━━━━━ Texto de origem ━━━━━
Com a chegada das temperaturas altas e o aumento das visitas às praias e parques, cresce também o alerta para uma infecção cutânea comum, mas bastante incômoda: a Larva Migrans Cutânea, popularmente conhecida como bicho geográfico.
Conhecida tecnicamente como Larva Migrans, a infecção causa coceira intensa e desenhos na pele. No verão, a chance de contrair essa condição aumenta e por isso especialistas alertam para os cuidados durante a estação mais quente do ano.
Embora o nome pareça curioso, a condição é causada por parasitas que vivem no intestino de cães e gatos. Ao entrar em contato com a pele humana, esses microrganismos dão origem a lesões que lembram o traçado de um mapa. Vale ressaltar que adultos e crianças podem sofrer com essa infecção.
━━━━━ Dados registrados ━━━━━
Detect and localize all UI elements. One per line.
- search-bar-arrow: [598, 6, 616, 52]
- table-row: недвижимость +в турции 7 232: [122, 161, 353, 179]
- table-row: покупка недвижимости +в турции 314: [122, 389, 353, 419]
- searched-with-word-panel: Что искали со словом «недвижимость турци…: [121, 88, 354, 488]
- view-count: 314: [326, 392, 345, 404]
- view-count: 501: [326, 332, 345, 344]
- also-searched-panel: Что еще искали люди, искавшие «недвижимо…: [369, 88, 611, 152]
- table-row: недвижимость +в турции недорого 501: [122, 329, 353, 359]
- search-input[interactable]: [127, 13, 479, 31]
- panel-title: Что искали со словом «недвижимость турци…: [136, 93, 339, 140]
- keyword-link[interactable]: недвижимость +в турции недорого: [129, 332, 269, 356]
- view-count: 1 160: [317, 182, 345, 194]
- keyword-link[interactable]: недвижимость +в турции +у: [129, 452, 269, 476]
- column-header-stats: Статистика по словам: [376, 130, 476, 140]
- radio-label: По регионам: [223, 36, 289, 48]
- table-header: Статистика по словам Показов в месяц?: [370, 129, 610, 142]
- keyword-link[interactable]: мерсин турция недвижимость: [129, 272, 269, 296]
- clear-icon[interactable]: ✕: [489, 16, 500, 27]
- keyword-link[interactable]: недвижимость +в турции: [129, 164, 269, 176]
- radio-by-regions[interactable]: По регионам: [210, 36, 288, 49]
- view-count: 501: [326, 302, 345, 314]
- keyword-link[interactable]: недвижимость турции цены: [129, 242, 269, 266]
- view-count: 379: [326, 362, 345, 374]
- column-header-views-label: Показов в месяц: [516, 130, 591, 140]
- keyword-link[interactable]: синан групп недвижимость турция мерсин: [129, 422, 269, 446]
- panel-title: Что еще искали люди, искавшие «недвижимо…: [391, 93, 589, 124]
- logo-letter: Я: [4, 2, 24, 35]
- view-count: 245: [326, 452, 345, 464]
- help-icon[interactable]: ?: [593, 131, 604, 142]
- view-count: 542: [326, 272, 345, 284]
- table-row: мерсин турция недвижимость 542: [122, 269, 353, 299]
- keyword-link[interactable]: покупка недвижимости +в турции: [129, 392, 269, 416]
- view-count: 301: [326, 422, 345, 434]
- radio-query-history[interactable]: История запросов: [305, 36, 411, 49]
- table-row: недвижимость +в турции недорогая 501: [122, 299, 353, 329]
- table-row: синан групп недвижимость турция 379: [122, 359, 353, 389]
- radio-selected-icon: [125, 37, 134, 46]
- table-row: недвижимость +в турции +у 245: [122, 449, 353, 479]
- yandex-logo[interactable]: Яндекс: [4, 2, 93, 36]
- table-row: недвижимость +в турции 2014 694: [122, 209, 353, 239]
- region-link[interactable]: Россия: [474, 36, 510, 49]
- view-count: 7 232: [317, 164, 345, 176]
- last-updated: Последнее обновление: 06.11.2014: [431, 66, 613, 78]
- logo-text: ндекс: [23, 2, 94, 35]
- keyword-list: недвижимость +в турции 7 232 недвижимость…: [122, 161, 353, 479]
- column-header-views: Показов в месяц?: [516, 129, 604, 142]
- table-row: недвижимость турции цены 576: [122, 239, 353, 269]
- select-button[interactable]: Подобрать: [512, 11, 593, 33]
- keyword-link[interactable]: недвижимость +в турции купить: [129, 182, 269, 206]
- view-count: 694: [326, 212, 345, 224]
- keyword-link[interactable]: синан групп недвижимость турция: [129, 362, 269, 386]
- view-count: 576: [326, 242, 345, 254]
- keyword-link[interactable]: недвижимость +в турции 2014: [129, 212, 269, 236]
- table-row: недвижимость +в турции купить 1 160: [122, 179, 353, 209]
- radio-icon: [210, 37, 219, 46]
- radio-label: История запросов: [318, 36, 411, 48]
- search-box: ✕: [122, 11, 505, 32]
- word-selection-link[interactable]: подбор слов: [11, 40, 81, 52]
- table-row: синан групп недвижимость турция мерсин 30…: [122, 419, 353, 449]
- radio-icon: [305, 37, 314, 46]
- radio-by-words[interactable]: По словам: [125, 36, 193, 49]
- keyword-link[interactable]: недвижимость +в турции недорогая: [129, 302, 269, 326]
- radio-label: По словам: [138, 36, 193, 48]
━━━━━
Ordem de serviço:
Responda com base no texto de origem:
1. Qual é o nome popular da Larva Migrans Cutânea?
2. Onde vivem os parasitas que causam a infecção?
3. Com o que se parecem as lesões que surgem na pele?
As linhas não têm relação com o texto de origem.

Resultado da tarefa:
1. O nome popular é bicho geográfico.
2. Eles vivem no intestino de cães e gatos.
3. As lesões lembram o traçado de um mapa.